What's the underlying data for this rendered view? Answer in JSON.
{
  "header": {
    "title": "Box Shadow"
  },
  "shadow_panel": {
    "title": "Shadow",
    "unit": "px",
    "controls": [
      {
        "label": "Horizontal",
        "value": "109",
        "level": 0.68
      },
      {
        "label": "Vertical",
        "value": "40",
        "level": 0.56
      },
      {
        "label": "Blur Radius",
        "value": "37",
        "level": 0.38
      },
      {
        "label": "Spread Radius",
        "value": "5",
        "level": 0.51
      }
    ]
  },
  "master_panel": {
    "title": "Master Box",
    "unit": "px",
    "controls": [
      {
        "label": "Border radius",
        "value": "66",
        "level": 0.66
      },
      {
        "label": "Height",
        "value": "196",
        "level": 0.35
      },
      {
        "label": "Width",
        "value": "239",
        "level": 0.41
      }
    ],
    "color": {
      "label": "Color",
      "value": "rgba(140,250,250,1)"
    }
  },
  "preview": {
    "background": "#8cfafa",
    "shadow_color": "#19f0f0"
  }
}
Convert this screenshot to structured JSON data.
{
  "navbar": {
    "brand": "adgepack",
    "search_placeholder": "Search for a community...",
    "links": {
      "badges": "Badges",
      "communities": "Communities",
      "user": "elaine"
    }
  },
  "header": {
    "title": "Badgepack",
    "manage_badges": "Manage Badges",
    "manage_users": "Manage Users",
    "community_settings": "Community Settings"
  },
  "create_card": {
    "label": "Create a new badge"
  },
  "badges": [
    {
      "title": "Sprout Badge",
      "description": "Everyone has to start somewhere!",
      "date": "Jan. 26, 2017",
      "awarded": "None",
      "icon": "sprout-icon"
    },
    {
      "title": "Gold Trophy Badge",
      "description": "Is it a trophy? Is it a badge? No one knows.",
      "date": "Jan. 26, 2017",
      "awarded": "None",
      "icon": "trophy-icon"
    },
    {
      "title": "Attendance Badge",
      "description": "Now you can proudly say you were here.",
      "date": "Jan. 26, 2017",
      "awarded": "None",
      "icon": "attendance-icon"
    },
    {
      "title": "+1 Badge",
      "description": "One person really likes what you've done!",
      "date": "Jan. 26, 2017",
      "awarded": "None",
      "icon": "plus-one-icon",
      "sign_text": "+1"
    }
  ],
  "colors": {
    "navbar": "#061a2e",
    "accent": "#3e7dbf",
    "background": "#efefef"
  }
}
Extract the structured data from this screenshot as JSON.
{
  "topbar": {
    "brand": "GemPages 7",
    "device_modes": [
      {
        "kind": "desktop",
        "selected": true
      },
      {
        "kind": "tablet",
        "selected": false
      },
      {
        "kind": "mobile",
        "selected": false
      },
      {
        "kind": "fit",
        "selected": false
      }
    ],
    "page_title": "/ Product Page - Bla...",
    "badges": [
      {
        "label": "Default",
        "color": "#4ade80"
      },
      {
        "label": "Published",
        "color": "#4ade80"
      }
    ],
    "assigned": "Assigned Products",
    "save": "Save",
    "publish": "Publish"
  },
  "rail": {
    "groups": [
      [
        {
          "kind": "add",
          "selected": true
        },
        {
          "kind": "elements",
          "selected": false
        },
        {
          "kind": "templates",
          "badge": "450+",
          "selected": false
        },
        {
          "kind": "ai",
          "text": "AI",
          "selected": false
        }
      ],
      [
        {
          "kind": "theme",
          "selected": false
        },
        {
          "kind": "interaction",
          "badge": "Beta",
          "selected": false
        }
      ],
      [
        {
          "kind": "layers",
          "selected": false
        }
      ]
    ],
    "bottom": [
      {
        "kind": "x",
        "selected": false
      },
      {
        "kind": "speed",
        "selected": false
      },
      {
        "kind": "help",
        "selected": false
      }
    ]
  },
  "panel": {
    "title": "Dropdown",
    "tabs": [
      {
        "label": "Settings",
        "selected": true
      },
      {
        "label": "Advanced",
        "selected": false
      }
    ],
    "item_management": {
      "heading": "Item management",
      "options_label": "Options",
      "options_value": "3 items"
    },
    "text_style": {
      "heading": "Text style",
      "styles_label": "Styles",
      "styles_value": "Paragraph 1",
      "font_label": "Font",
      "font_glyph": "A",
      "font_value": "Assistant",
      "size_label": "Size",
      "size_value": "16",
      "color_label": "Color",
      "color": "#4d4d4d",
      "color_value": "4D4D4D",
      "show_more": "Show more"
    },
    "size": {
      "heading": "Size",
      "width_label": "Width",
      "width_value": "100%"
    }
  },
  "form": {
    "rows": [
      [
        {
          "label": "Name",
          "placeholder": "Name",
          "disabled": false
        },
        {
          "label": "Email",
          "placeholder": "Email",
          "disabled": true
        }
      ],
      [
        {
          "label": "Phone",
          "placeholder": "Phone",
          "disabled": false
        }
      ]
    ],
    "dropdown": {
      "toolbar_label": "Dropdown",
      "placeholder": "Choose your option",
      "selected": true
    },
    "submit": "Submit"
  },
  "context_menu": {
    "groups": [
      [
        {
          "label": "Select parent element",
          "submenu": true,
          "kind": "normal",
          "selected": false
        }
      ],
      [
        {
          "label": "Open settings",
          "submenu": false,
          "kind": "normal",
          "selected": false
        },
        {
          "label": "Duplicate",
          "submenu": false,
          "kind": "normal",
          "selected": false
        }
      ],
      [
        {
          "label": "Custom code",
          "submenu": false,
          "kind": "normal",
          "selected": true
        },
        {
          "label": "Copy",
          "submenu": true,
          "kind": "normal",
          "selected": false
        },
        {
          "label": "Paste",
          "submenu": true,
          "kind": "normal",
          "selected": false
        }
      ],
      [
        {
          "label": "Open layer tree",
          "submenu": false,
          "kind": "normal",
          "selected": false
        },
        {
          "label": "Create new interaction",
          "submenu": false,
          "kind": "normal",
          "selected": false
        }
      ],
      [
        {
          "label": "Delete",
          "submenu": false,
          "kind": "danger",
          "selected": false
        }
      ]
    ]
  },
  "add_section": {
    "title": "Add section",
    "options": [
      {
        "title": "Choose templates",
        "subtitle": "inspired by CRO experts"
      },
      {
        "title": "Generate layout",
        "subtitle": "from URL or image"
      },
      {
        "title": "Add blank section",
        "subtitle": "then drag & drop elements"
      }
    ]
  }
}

* Problem details: Write out all of the records above exactly as they appear.

* Answer below:
What's the underlying data for this rendered view? Answer in JSON.
{
  "header": {
    "title": "Box Shadow"
  },
  "shadow_panel": {
    "title": "Shadow",
    "unit": "px",
    "controls": [
      {
        "label": "Horizontal",
        "value": "109",
        "level": 0.68
      },
      {
        "label": "Vertical",
        "value": "40",
        "level": 0.56
      },
      {
        "label": "Blur Radius",
        "value": "37",
        "level": 0.38
      },
      {
        "label": "Spread Radius",
        "value": "5",
        "level": 0.51
      }
    ]
  },
  "master_panel": {
    "title": "Master Box",
    "unit": "px",
    "controls": [
      {
        "label": "Border radius",
        "value": "66",
        "level": 0.66
      },
      {
        "label": "Height",
        "value": "196",
        "level": 0.35
      },
      {
        "label": "Width",
        "value": "239",
        "level": 0.41
      }
    ],
    "color": {
      "label": "Color",
      "value": "rgba(140,250,250,1)"
    }
  },
  "preview": {
    "background": "#8cfafa",
    "shadow_color": "#19f0f0"
  }
}
Convert this screenshot to structured JSON data.
{
  "navbar": {
    "brand": "adgepack",
    "search_placeholder": "Search for a community...",
    "links": {
      "badges": "Badges",
      "communities": "Communities",
      "user": "elaine"
    }
  },
  "header": {
    "title": "Badgepack",
    "manage_badges": "Manage Badges",
    "manage_users": "Manage Users",
    "community_settings": "Community Settings"
  },
  "create_card": {
    "label": "Create a new badge"
  },
  "badges": [
    {
      "title": "Sprout Badge",
      "description": "Everyone has to start somewhere!",
      "date": "Jan. 26, 2017",
      "awarded": "None",
      "icon": "sprout-icon"
    },
    {
      "title": "Gold Trophy Badge",
      "description": "Is it a trophy? Is it a badge? No one knows.",
      "date": "Jan. 26, 2017",
      "awarded": "None",
      "icon": "trophy-icon"
    },
    {
      "title": "Attendance Badge",
      "description": "Now you can proudly say you were here.",
      "date": "Jan. 26, 2017",
      "awarded": "None",
      "icon": "attendance-icon"
    },
    {
      "title": "+1 Badge",
      "description": "One person really likes what you've done!",
      "date": "Jan. 26, 2017",
      "awarded": "None",
      "icon": "plus-one-icon",
      "sign_text": "+1"
    }
  ],
  "colors": {
    "navbar": "#061a2e",
    "accent": "#3e7dbf",
    "background": "#efefef"
  }
}
Extract the structured data from this screenshot as JSON.
{
  "topbar": {
    "brand": "GemPages 7",
    "device_modes": [
      {
        "kind": "desktop",
        "selected": true
      },
      {
        "kind": "tablet",
        "selected": false
      },
      {
        "kind": "mobile",
        "selected": false
      },
      {
        "kind": "fit",
        "selected": false
      }
    ],
    "page_title": "/ Product Page - Bla...",
    "badges": [
      {
        "label": "Default",
        "color": "#4ade80"
      },
      {
        "label": "Published",
        "color": "#4ade80"
      }
    ],
    "assigned": "Assigned Products",
    "save": "Save",
    "publish": "Publish"
  },
  "rail": {
    "groups": [
      [
        {
          "kind": "add",
          "selected": true
        },
        {
          "kind": "elements",
          "selected": false
        },
        {
          "kind": "templates",
          "badge": "450+",
          "selected": false
        },
        {
          "kind": "ai",
          "text": "AI",
          "selected": false
        }
      ],
      [
        {
          "kind": "theme",
          "selected": false
        },
        {
          "kind": "interaction",
          "badge": "Beta",
          "selected": false
        }
      ],
      [
        {
          "kind": "layers",
          "selected": false
        }
      ]
    ],
    "bottom": [
      {
        "kind": "x",
        "selected": false
      },
      {
        "kind": "speed",
        "selected": false
      },
      {
        "kind": "help",
        "selected": false
      }
    ]
  },
  "panel": {
    "title": "Dropdown",
    "tabs": [
      {
        "label": "Settings",
        "selected": true
      },
      {
        "label": "Advanced",
        "selected": false
      }
    ],
    "item_management": {
      "heading": "Item management",
      "options_label": "Options",
      "options_value": "3 items"
    },
    "text_style": {
      "heading": "Text style",
      "styles_label": "Styles",
      "styles_value": "Paragraph 1",
      "font_label": "Font",
      "font_glyph": "A",
      "font_value": "Assistant",
      "size_label": "Size",
      "size_value": "16",
      "color_label": "Color",
      "color": "#4d4d4d",
      "color_value": "4D4D4D",
      "show_more": "Show more"
    },
    "size": {
      "heading": "Size",
      "width_label": "Width",
      "width_value": "100%"
    }
  },
  "form": {
    "rows": [
      [
        {
          "label": "Name",
          "placeholder": "Name",
          "disabled": false
        },
        {
          "label": "Email",
          "placeholder": "Email",
          "disabled": true
        }
      ],
      [
        {
          "label": "Phone",
          "placeholder": "Phone",
          "disabled": false
        }
      ]
    ],
    "dropdown": {
      "toolbar_label": "Dropdown",
      "placeholder": "Choose your option",
      "selected": true
    },
    "submit": "Submit"
  },
  "context_menu": {
    "groups": [
      [
        {
          "label": "Select parent element",
          "submenu": true,
          "kind": "normal",
          "selected": false
        }
      ],
      [
        {
          "label": "Open settings",
          "submenu": false,
          "kind": "normal",
          "selected": false
        },
        {
          "label": "Duplicate",
          "submenu": false,
          "kind": "normal",
          "selected": false
        }
      ],
      [
        {
          "label": "Custom code",
          "submenu": false,
          "kind": "normal",
          "selected": true
        },
        {
          "label": "Copy",
          "submenu": true,
          "kind": "normal",
          "selected": false
        },
        {
          "label": "Paste",
          "submenu": true,
          "kind": "normal",
          "selected": false
        }
      ],
      [
        {
          "label": "Open layer tree",
          "submenu": false,
          "kind": "normal",
          "selected": false
        },
        {
          "label": "Create new interaction",
          "submenu": false,
          "kind": "normal",
          "selected": false
        }
      ],
      [
        {
          "label": "Delete",
          "submenu": false,
          "kind": "danger",
          "selected": false
        }
      ]
    ]
  },
  "add_section": {
    "title": "Add section",
    "options": [
      {
        "title": "Choose templates",
        "subtitle": "inspired by CRO experts"
      },
      {
        "title": "Generate layout",
        "subtitle": "from URL or image"
      },
      {
        "title": "Add blank section",
        "subtitle": "then drag & drop elements"
      }
    ]
  }
}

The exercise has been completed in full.